AIM: Of the lines below, how many hold the string "color"? Give only the number.

DATA SUPPLIED:

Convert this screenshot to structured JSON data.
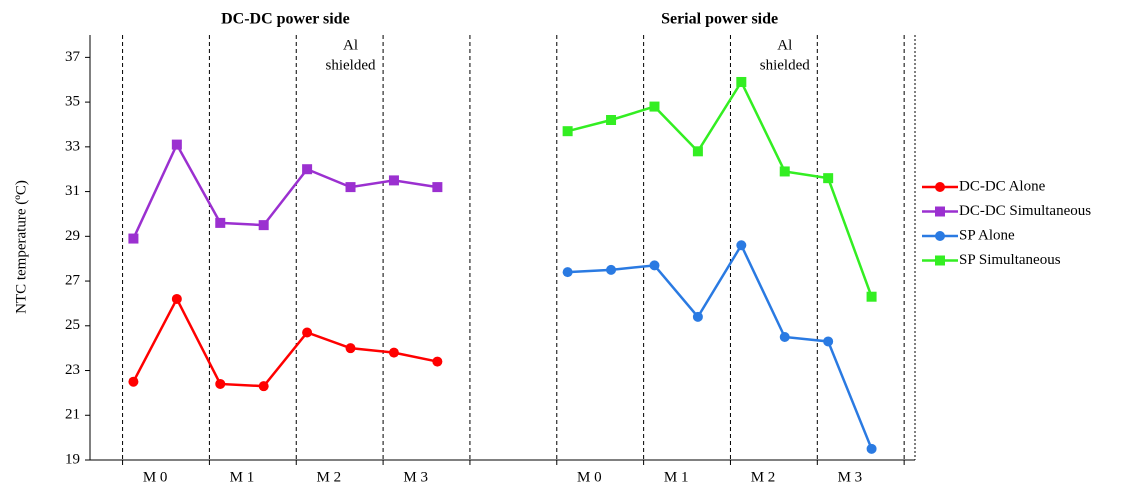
{
  "chart_data": {
    "type": "line",
    "ylabel": "NTC temperature (ºC)",
    "xlim": [
      0,
      19
    ],
    "ylim": [
      19,
      38
    ],
    "yticks": [
      19,
      21,
      23,
      25,
      27,
      29,
      31,
      33,
      35,
      37
    ],
    "panels": [
      {
        "title": "DC-DC power side",
        "categories": [
          "M 0",
          "M 1",
          "M 2",
          "M 3"
        ],
        "annotation": [
          "Al",
          "shielded"
        ]
      },
      {
        "title": "Serial power side",
        "categories": [
          "M 0",
          "M 1",
          "M 2",
          "M 3"
        ],
        "annotation": [
          "Al",
          "shielded"
        ]
      }
    ],
    "series": [
      {
        "name": "DC-DC Alone",
        "color": "#ff0000",
        "marker": "circle",
        "x": [
          1,
          2,
          3,
          4,
          5,
          6,
          7,
          8
        ],
        "values": [
          22.5,
          26.2,
          22.4,
          22.3,
          24.7,
          24.0,
          23.8,
          23.4
        ]
      },
      {
        "name": "DC-DC Simultaneous",
        "color": "#9b30d0",
        "marker": "square",
        "x": [
          1,
          2,
          3,
          4,
          5,
          6,
          7,
          8
        ],
        "values": [
          28.9,
          33.1,
          29.6,
          29.5,
          32.0,
          31.2,
          31.5,
          31.2
        ]
      },
      {
        "name": "SP Alone",
        "color": "#2a7ae2",
        "marker": "circle",
        "x": [
          11,
          12,
          13,
          14,
          15,
          16,
          17,
          18
        ],
        "values": [
          27.4,
          27.5,
          27.7,
          25.4,
          28.6,
          24.5,
          24.3,
          19.5
        ]
      },
      {
        "name": "SP Simultaneous",
        "color": "#33ee22",
        "marker": "square",
        "x": [
          11,
          12,
          13,
          14,
          15,
          16,
          17,
          18
        ],
        "values": [
          33.7,
          34.2,
          34.8,
          32.8,
          35.9,
          31.9,
          31.6,
          26.3
        ]
      }
    ]
  }
}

FINAL ANSWER: 4